> **Do this**:
Output all the material that follows, exactly as given.

--- begin ---

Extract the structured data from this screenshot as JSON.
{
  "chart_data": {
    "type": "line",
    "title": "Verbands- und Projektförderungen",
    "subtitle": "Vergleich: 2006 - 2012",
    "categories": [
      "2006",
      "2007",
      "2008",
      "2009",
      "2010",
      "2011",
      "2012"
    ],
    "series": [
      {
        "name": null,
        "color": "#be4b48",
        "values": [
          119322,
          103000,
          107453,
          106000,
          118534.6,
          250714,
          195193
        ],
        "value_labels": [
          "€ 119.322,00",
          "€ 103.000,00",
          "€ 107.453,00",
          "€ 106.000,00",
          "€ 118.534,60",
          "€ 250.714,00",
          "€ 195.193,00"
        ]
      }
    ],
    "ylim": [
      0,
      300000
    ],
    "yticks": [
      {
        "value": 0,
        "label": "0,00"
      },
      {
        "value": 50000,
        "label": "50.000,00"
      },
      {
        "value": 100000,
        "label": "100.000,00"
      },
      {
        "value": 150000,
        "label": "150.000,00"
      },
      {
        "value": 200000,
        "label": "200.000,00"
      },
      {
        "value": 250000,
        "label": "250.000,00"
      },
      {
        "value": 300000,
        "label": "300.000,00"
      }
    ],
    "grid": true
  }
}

--- end ---

> **Written response**:
Extract the structured data from this screenshot as JSON.
{
  "chart_data": {
    "type": "line",
    "title": "Verbands- und Projektförderungen",
    "subtitle": "Vergleich: 2006 - 2012",
    "categories": [
      "2006",
      "2007",
      "2008",
      "2009",
      "2010",
      "2011",
      "2012"
    ],
    "series": [
      {
        "name": null,
        "color": "#be4b48",
        "values": [
          119322,
          103000,
          107453,
          106000,
          118534.6,
          250714,
          195193
        ],
        "value_labels": [
          "€ 119.322,00",
          "€ 103.000,00",
          "€ 107.453,00",
          "€ 106.000,00",
          "€ 118.534,60",
          "€ 250.714,00",
          "€ 195.193,00"
        ]
      }
    ],
    "ylim": [
      0,
      300000
    ],
    "yticks": [
      {
        "value": 0,
        "label": "0,00"
      },
      {
        "value": 50000,
        "label": "50.000,00"
      },
      {
        "value": 100000,
        "label": "100.000,00"
      },
      {
        "value": 150000,
        "label": "150.000,00"
      },
      {
        "value": 200000,
        "label": "200.000,00"
      },
      {
        "value": 250000,
        "label": "250.000,00"
      },
      {
        "value": 300000,
        "label": "300.000,00"
      }
    ],
    "grid": true
  }
}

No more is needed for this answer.